[SOURCE MATERIAL]

==================================================

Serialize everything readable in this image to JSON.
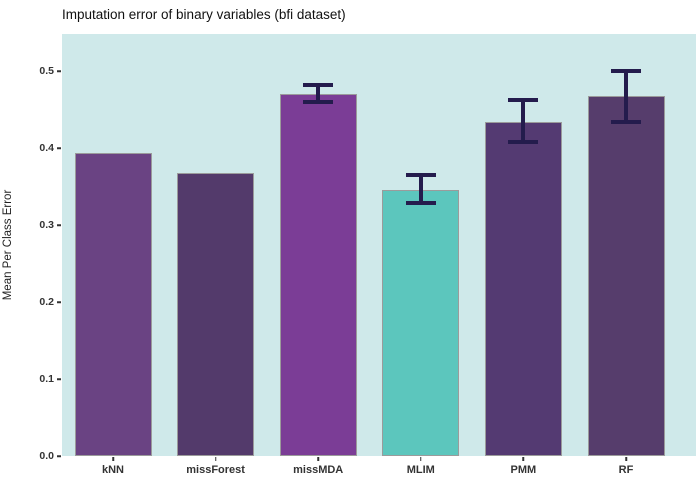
{
  "title": "Imputation error of binary variables (bfi dataset)",
  "chart_data": {
    "type": "bar",
    "title": "Imputation error of binary variables (bfi dataset)",
    "categories": [
      "kNN",
      "missForest",
      "missMDA",
      "MLIM",
      "PMM",
      "RF"
    ],
    "values": [
      0.393,
      0.368,
      0.47,
      0.346,
      0.434,
      0.467
    ],
    "error_low": [
      null,
      null,
      0.457,
      0.326,
      0.405,
      0.431
    ],
    "error_high": [
      null,
      null,
      0.485,
      0.367,
      0.465,
      0.503
    ],
    "bar_colors": [
      "#6a4383",
      "#533a6b",
      "#7b3d96",
      "#5cc6bd",
      "#543a72",
      "#563d6c"
    ],
    "xlabel": "",
    "ylabel": "Mean Per Class Error",
    "ylim": [
      0,
      0.548
    ],
    "yticks": [
      0.0,
      0.1,
      0.2,
      0.3,
      0.4,
      0.5
    ],
    "grid": false,
    "legend": "none",
    "plot_bg": "#cfe9ea",
    "bar_border_color": "#9b9b9b",
    "errorbar_color": "#241c4d"
  }
}
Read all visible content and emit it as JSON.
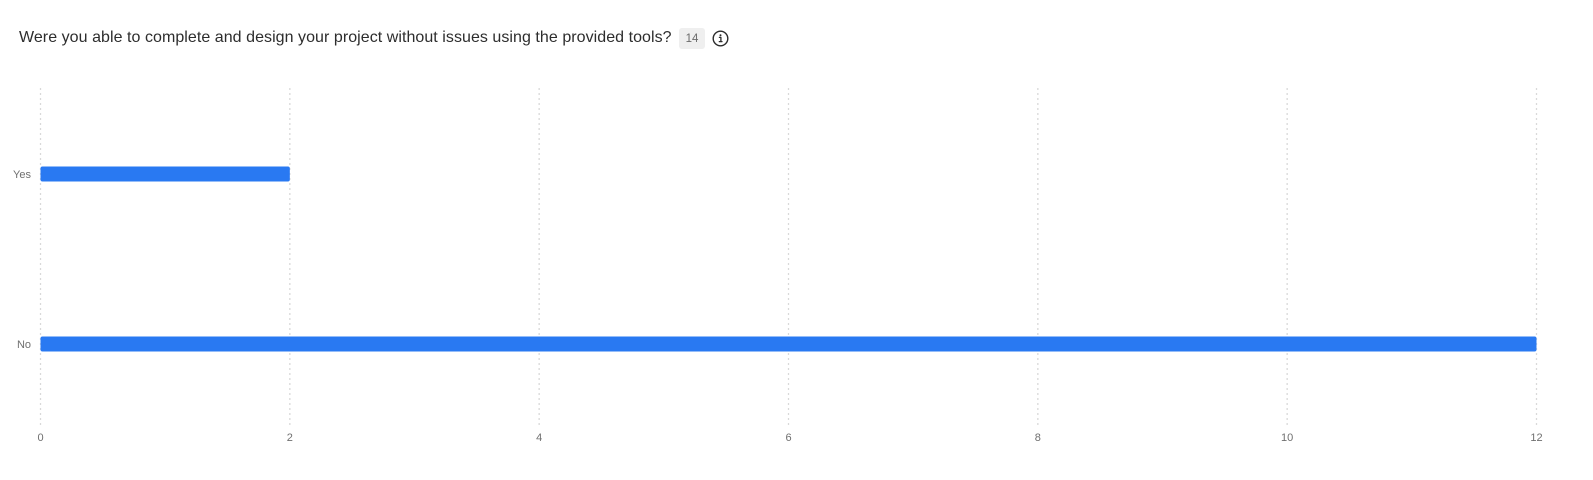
{
  "header": {
    "question": "Were you able to complete and design your project without issues using the provided tools?",
    "response_count": "14",
    "info_icon": "info-circle-icon"
  },
  "colors": {
    "bar": "#2979f2",
    "grid": "#d9d9d9"
  },
  "chart_data": {
    "type": "bar",
    "orientation": "horizontal",
    "categories": [
      "Yes",
      "No"
    ],
    "values": [
      2,
      12
    ],
    "xlim": [
      0,
      12
    ],
    "xticks": [
      0,
      2,
      4,
      6,
      8,
      10,
      12
    ],
    "grid": true,
    "title": "",
    "xlabel": "",
    "ylabel": ""
  }
}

==================================================

Pull every line containing "binary" from the material above.

  "title": "Imputation error of binary variables (bfi dataset)",
    "title": "Imputation error of binary variables (bfi dataset)",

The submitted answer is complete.